§ **REQUEST**
Leave out the pictures and repeat the rest of the material exactly.

[Start]

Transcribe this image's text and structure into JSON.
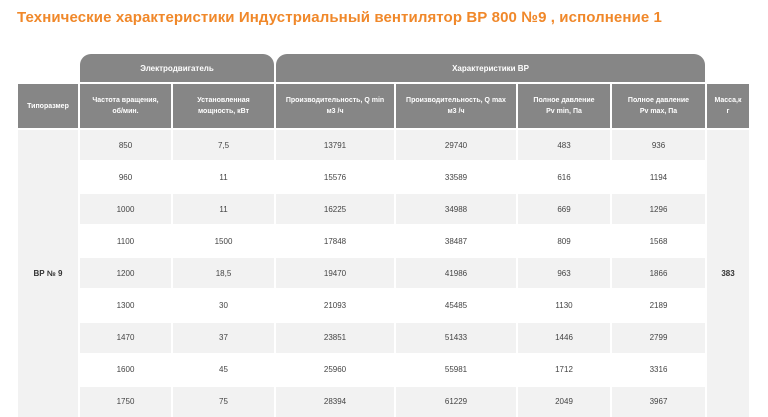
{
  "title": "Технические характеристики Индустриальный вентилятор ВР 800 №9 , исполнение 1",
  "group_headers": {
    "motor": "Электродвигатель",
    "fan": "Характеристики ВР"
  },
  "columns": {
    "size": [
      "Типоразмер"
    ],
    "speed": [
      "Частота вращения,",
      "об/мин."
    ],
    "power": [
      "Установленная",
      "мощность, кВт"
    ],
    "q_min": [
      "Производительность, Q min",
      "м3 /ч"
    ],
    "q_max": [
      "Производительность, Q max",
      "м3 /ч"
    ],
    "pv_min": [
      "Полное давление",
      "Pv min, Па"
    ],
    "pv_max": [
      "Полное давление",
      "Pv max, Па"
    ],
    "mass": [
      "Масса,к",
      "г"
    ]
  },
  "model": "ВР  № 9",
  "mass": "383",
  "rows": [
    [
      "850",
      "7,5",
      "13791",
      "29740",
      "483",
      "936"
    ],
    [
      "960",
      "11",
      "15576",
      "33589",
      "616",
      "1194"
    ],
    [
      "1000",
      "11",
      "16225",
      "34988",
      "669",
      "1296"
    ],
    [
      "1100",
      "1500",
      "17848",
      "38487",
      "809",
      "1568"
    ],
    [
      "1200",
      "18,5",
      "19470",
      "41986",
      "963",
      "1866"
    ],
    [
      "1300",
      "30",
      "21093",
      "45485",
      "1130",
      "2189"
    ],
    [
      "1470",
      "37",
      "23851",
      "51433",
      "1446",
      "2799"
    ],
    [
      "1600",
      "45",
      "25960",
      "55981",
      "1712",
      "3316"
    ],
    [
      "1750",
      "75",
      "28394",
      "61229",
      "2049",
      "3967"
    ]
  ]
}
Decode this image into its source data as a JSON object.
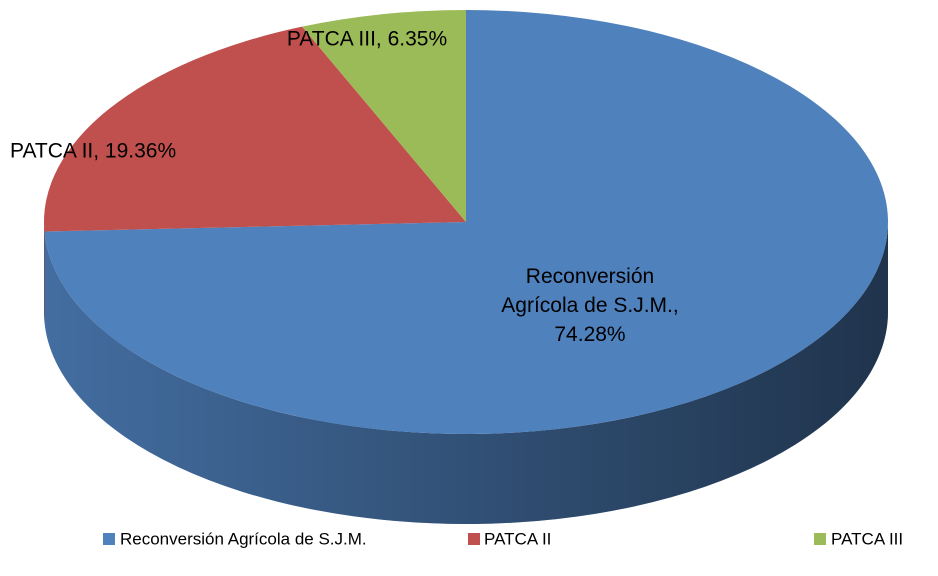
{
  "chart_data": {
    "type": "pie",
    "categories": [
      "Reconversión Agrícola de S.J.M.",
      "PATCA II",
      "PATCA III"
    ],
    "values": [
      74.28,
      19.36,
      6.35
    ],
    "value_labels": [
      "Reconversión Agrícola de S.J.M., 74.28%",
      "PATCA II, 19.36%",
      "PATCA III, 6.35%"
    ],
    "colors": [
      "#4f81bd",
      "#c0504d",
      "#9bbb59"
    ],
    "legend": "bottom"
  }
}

[End]

§ **RESULT OF THE TASK**
Transcribe this image's text and structure into JSON.
{
  "title": "Технические характеристики Индустриальный вентилятор ВР 800 №9 , исполнение 1",
  "group_headers": {
    "motor": "Электродвигатель",
    "fan": "Характеристики ВР"
  },
  "columns": {
    "size": [
      "Типоразмер"
    ],
    "speed": [
      "Частота вращения,",
      "об/мин."
    ],
    "power": [
      "Установленная",
      "мощность, кВт"
    ],
    "q_min": [
      "Производительность, Q min",
      "м3 /ч"
    ],
    "q_max": [
      "Производительность, Q max",
      "м3 /ч"
    ],
    "pv_min": [
      "Полное давление",
      "Pv min, Па"
    ],
    "pv_max": [
      "Полное давление",
      "Pv max, Па"
    ],
    "mass": [
      "Масса,к",
      "г"
    ]
  },
  "model": "ВР  № 9",
  "mass": "383",
  "rows": [
    [
      "850",
      "7,5",
      "13791",
      "29740",
      "483",
      "936"
    ],
    [
      "960",
      "11",
      "15576",
      "33589",
      "616",
      "1194"
    ],
    [
      "1000",
      "11",
      "16225",
      "34988",
      "669",
      "1296"
    ],
    [
      "1100",
      "1500",
      "17848",
      "38487",
      "809",
      "1568"
    ],
    [
      "1200",
      "18,5",
      "19470",
      "41986",
      "963",
      "1866"
    ],
    [
      "1300",
      "30",
      "21093",
      "45485",
      "1130",
      "2189"
    ],
    [
      "1470",
      "37",
      "23851",
      "51433",
      "1446",
      "2799"
    ],
    [
      "1600",
      "45",
      "25960",
      "55981",
      "1712",
      "3316"
    ],
    [
      "1750",
      "75",
      "28394",
      "61229",
      "2049",
      "3967"
    ]
  ]
}
Decode this image into its source data as a JSON object.
{
  "chart_data": {
    "type": "pie",
    "categories": [
      "Reconversión Agrícola de S.J.M.",
      "PATCA II",
      "PATCA III"
    ],
    "values": [
      74.28,
      19.36,
      6.35
    ],
    "value_labels": [
      "Reconversión Agrícola de S.J.M., 74.28%",
      "PATCA II, 19.36%",
      "PATCA III, 6.35%"
    ],
    "colors": [
      "#4f81bd",
      "#c0504d",
      "#9bbb59"
    ],
    "legend": "bottom"
  }
}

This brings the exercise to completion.